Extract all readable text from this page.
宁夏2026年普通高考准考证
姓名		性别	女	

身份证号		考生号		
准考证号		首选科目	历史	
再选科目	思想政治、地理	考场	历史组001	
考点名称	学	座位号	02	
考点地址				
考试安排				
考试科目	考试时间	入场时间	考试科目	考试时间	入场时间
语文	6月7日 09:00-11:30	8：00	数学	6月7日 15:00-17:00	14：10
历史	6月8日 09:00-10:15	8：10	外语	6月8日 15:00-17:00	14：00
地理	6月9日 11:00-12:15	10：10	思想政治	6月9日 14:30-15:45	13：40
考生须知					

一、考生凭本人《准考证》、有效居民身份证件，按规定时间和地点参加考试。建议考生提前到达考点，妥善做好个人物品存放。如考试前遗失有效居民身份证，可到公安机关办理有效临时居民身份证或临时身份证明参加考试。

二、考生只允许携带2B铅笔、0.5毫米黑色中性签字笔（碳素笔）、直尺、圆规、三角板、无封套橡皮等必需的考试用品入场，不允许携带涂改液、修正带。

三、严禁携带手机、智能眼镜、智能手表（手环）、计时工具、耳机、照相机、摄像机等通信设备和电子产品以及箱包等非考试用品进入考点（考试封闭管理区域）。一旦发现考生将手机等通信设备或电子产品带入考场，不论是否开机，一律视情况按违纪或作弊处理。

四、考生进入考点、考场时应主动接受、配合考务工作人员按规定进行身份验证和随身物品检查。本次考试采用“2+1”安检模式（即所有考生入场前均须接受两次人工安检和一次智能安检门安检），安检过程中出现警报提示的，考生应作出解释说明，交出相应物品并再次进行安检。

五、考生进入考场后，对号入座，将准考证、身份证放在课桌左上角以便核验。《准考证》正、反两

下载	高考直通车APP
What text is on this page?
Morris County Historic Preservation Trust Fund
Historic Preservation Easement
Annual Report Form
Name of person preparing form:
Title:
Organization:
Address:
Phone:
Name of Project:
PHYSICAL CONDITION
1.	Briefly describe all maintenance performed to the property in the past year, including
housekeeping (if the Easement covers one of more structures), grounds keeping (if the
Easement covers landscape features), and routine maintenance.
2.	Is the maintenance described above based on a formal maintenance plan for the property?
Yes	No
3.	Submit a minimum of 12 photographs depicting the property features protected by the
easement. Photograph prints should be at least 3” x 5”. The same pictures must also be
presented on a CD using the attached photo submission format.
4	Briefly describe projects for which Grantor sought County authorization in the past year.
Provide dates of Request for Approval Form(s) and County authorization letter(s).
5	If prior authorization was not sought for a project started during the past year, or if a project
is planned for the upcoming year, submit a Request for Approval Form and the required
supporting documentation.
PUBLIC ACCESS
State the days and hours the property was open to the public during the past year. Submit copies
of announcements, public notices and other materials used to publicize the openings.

- Written request -
Copy out the material word for word and line for line.

- Output for this task -
Extract all readable text from this page.
宁夏2026年普通高考准考证
姓名		性别	女	

身份证号		考生号		
准考证号		首选科目	历史	
再选科目	思想政治、地理	考场	历史组001	
考点名称	学	座位号	02	
考点地址				
考试安排				
考试科目	考试时间	入场时间	考试科目	考试时间	入场时间
语文	6月7日 09:00-11:30	8：00	数学	6月7日 15:00-17:00	14：10
历史	6月8日 09:00-10:15	8：10	外语	6月8日 15:00-17:00	14：00
地理	6月9日 11:00-12:15	10：10	思想政治	6月9日 14:30-15:45	13：40
考生须知					

一、考生凭本人《准考证》、有效居民身份证件，按规定时间和地点参加考试。建议考生提前到达考点，妥善做好个人物品存放。如考试前遗失有效居民身份证，可到公安机关办理有效临时居民身份证或临时身份证明参加考试。

二、考生只允许携带2B铅笔、0.5毫米黑色中性签字笔（碳素笔）、直尺、圆规、三角板、无封套橡皮等必需的考试用品入场，不允许携带涂改液、修正带。

三、严禁携带手机、智能眼镜、智能手表（手环）、计时工具、耳机、照相机、摄像机等通信设备和电子产品以及箱包等非考试用品进入考点（考试封闭管理区域）。一旦发现考生将手机等通信设备或电子产品带入考场，不论是否开机，一律视情况按违纪或作弊处理。

四、考生进入考点、考场时应主动接受、配合考务工作人员按规定进行身份验证和随身物品检查。本次考试采用“2+1”安检模式（即所有考生入场前均须接受两次人工安检和一次智能安检门安检），安检过程中出现警报提示的，考生应作出解释说明，交出相应物品并再次进行安检。

五、考生进入考场后，对号入座，将准考证、身份证放在课桌左上角以便核验。《准考证》正、反两

下载	高考直通车APP
What text is on this page?
Morris County Historic Preservation Trust Fund
Historic Preservation Easement
Annual Report Form
Name of person preparing form:
Title:
Organization:
Address:
Phone:
Name of Project:
PHYSICAL CONDITION
1.	Briefly describe all maintenance performed to the property in the past year, including
housekeeping (if the Easement covers one of more structures), grounds keeping (if the
Easement covers landscape features), and routine maintenance.
2.	Is the maintenance described above based on a formal maintenance plan for the property?
Yes	No
3.	Submit a minimum of 12 photographs depicting the property features protected by the
easement. Photograph prints should be at least 3” x 5”. The same pictures must also be
presented on a CD using the attached photo submission format.
4	Briefly describe projects for which Grantor sought County authorization in the past year.
Provide dates of Request for Approval Form(s) and County authorization letter(s).
5	If prior authorization was not sought for a project started during the past year, or if a project
is planned for the upcoming year, submit a Request for Approval Form and the required
supporting documentation.
PUBLIC ACCESS
State the days and hours the property was open to the public during the past year. Submit copies
of announcements, public notices and other materials used to publicize the openings.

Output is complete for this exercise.